§ YOUR TASK
Reproduce every entry exactly, without alteration.
--- Start of PROVIDED DATA ---
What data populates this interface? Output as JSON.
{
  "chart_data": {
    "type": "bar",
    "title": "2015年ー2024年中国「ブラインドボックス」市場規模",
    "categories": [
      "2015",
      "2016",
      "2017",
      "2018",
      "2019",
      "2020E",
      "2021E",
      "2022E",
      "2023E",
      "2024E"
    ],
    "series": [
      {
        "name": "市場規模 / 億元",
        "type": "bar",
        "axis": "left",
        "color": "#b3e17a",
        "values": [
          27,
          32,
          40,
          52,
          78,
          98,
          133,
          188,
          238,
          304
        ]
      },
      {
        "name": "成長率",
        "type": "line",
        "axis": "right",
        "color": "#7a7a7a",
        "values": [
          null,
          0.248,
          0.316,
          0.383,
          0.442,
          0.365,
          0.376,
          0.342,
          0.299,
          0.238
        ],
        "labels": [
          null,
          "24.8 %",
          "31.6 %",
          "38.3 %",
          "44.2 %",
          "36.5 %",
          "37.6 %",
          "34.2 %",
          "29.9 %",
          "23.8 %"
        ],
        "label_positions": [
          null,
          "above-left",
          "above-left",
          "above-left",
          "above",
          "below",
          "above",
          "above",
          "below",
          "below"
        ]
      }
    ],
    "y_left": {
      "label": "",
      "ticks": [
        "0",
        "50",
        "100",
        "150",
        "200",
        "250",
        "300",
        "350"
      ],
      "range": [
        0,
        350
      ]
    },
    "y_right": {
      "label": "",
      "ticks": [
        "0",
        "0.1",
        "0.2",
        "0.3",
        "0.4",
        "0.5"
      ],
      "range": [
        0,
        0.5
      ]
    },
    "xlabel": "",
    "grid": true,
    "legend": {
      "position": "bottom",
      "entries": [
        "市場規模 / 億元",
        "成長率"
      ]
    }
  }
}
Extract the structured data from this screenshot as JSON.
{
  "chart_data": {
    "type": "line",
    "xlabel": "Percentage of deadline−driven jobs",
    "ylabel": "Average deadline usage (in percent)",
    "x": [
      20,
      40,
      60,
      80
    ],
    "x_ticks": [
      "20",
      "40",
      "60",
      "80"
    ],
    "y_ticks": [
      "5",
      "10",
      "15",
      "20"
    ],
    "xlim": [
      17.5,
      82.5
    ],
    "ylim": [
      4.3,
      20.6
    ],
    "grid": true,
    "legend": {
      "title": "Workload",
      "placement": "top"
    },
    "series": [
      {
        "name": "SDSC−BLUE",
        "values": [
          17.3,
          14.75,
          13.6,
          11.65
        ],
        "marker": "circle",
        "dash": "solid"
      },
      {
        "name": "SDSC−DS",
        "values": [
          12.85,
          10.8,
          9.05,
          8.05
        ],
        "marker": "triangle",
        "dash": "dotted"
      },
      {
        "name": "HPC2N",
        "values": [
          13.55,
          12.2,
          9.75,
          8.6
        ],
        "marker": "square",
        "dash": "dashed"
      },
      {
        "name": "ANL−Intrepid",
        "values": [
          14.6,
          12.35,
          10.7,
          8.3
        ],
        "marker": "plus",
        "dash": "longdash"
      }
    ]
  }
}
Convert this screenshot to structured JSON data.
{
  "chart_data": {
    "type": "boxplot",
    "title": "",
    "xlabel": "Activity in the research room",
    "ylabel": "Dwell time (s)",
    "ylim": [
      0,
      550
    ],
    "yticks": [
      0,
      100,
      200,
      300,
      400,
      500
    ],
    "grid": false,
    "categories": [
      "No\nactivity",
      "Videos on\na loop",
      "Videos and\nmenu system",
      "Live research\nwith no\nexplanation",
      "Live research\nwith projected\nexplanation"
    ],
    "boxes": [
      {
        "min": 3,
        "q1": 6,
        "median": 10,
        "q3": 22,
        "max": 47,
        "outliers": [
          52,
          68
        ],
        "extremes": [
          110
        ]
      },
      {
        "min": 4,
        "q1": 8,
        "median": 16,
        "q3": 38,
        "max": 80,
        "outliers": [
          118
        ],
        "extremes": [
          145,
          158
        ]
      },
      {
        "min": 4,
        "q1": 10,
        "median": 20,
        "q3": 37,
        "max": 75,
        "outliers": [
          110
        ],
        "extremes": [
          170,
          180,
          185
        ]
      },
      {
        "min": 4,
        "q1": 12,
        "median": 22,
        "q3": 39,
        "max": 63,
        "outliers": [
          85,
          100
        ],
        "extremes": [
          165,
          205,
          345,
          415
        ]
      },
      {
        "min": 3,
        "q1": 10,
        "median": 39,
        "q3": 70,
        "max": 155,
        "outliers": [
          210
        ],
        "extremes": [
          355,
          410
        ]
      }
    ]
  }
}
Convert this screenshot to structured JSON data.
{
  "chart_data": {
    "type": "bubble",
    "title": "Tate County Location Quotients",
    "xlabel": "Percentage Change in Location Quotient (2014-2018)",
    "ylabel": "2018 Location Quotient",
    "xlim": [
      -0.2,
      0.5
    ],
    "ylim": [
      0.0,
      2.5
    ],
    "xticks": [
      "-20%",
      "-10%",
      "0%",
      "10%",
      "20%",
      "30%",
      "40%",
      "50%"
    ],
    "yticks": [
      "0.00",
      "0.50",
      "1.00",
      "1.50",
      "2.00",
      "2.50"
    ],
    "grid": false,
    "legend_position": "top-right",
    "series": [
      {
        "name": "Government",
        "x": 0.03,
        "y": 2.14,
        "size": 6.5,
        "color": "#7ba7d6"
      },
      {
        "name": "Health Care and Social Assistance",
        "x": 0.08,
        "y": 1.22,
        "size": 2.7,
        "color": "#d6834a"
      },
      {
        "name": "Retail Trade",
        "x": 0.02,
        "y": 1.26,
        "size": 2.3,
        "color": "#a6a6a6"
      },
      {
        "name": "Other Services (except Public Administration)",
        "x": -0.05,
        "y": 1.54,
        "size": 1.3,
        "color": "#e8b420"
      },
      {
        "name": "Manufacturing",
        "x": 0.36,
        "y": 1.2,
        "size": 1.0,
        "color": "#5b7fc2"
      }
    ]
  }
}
--- End of PROVIDED DATA ---
§ EXERCISE RESPONSE
What data populates this interface? Output as JSON.
{
  "chart_data": {
    "type": "bar",
    "title": "2015年ー2024年中国「ブラインドボックス」市場規模",
    "categories": [
      "2015",
      "2016",
      "2017",
      "2018",
      "2019",
      "2020E",
      "2021E",
      "2022E",
      "2023E",
      "2024E"
    ],
    "series": [
      {
        "name": "市場規模 / 億元",
        "type": "bar",
        "axis": "left",
        "color": "#b3e17a",
        "values": [
          27,
          32,
          40,
          52,
          78,
          98,
          133,
          188,
          238,
          304
        ]
      },
      {
        "name": "成長率",
        "type": "line",
        "axis": "right",
        "color": "#7a7a7a",
        "values": [
          null,
          0.248,
          0.316,
          0.383,
          0.442,
          0.365,
          0.376,
          0.342,
          0.299,
          0.238
        ],
        "labels": [
          null,
          "24.8 %",
          "31.6 %",
          "38.3 %",
          "44.2 %",
          "36.5 %",
          "37.6 %",
          "34.2 %",
          "29.9 %",
          "23.8 %"
        ],
        "label_positions": [
          null,
          "above-left",
          "above-left",
          "above-left",
          "above",
          "below",
          "above",
          "above",
          "below",
          "below"
        ]
      }
    ],
    "y_left": {
      "label": "",
      "ticks": [
        "0",
        "50",
        "100",
        "150",
        "200",
        "250",
        "300",
        "350"
      ],
      "range": [
        0,
        350
      ]
    },
    "y_right": {
      "label": "",
      "ticks": [
        "0",
        "0.1",
        "0.2",
        "0.3",
        "0.4",
        "0.5"
      ],
      "range": [
        0,
        0.5
      ]
    },
    "xlabel": "",
    "grid": true,
    "legend": {
      "position": "bottom",
      "entries": [
        "市場規模 / 億元",
        "成長率"
      ]
    }
  }
}
Extract the structured data from this screenshot as JSON.
{
  "chart_data": {
    "type": "line",
    "xlabel": "Percentage of deadline−driven jobs",
    "ylabel": "Average deadline usage (in percent)",
    "x": [
      20,
      40,
      60,
      80
    ],
    "x_ticks": [
      "20",
      "40",
      "60",
      "80"
    ],
    "y_ticks": [
      "5",
      "10",
      "15",
      "20"
    ],
    "xlim": [
      17.5,
      82.5
    ],
    "ylim": [
      4.3,
      20.6
    ],
    "grid": true,
    "legend": {
      "title": "Workload",
      "placement": "top"
    },
    "series": [
      {
        "name": "SDSC−BLUE",
        "values": [
          17.3,
          14.75,
          13.6,
          11.65
        ],
        "marker": "circle",
        "dash": "solid"
      },
      {
        "name": "SDSC−DS",
        "values": [
          12.85,
          10.8,
          9.05,
          8.05
        ],
        "marker": "triangle",
        "dash": "dotted"
      },
      {
        "name": "HPC2N",
        "values": [
          13.55,
          12.2,
          9.75,
          8.6
        ],
        "marker": "square",
        "dash": "dashed"
      },
      {
        "name": "ANL−Intrepid",
        "values": [
          14.6,
          12.35,
          10.7,
          8.3
        ],
        "marker": "plus",
        "dash": "longdash"
      }
    ]
  }
}
Convert this screenshot to structured JSON data.
{
  "chart_data": {
    "type": "boxplot",
    "title": "",
    "xlabel": "Activity in the research room",
    "ylabel": "Dwell time (s)",
    "ylim": [
      0,
      550
    ],
    "yticks": [
      0,
      100,
      200,
      300,
      400,
      500
    ],
    "grid": false,
    "categories": [
      "No\nactivity",
      "Videos on\na loop",
      "Videos and\nmenu system",
      "Live research\nwith no\nexplanation",
      "Live research\nwith projected\nexplanation"
    ],
    "boxes": [
      {
        "min": 3,
        "q1": 6,
        "median": 10,
        "q3": 22,
        "max": 47,
        "outliers": [
          52,
          68
        ],
        "extremes": [
          110
        ]
      },
      {
        "min": 4,
        "q1": 8,
        "median": 16,
        "q3": 38,
        "max": 80,
        "outliers": [
          118
        ],
        "extremes": [
          145,
          158
        ]
      },
      {
        "min": 4,
        "q1": 10,
        "median": 20,
        "q3": 37,
        "max": 75,
        "outliers": [
          110
        ],
        "extremes": [
          170,
          180,
          185
        ]
      },
      {
        "min": 4,
        "q1": 12,
        "median": 22,
        "q3": 39,
        "max": 63,
        "outliers": [
          85,
          100
        ],
        "extremes": [
          165,
          205,
          345,
          415
        ]
      },
      {
        "min": 3,
        "q1": 10,
        "median": 39,
        "q3": 70,
        "max": 155,
        "outliers": [
          210
        ],
        "extremes": [
          355,
          410
        ]
      }
    ]
  }
}
Convert this screenshot to structured JSON data.
{
  "chart_data": {
    "type": "bubble",
    "title": "Tate County Location Quotients",
    "xlabel": "Percentage Change in Location Quotient (2014-2018)",
    "ylabel": "2018 Location Quotient",
    "xlim": [
      -0.2,
      0.5
    ],
    "ylim": [
      0.0,
      2.5
    ],
    "xticks": [
      "-20%",
      "-10%",
      "0%",
      "10%",
      "20%",
      "30%",
      "40%",
      "50%"
    ],
    "yticks": [
      "0.00",
      "0.50",
      "1.00",
      "1.50",
      "2.00",
      "2.50"
    ],
    "grid": false,
    "legend_position": "top-right",
    "series": [
      {
        "name": "Government",
        "x": 0.03,
        "y": 2.14,
        "size": 6.5,
        "color": "#7ba7d6"
      },
      {
        "name": "Health Care and Social Assistance",
        "x": 0.08,
        "y": 1.22,
        "size": 2.7,
        "color": "#d6834a"
      },
      {
        "name": "Retail Trade",
        "x": 0.02,
        "y": 1.26,
        "size": 2.3,
        "color": "#a6a6a6"
      },
      {
        "name": "Other Services (except Public Administration)",
        "x": -0.05,
        "y": 1.54,
        "size": 1.3,
        "color": "#e8b420"
      },
      {
        "name": "Manufacturing",
        "x": 0.36,
        "y": 1.2,
        "size": 1.0,
        "color": "#5b7fc2"
      }
    ]
  }
}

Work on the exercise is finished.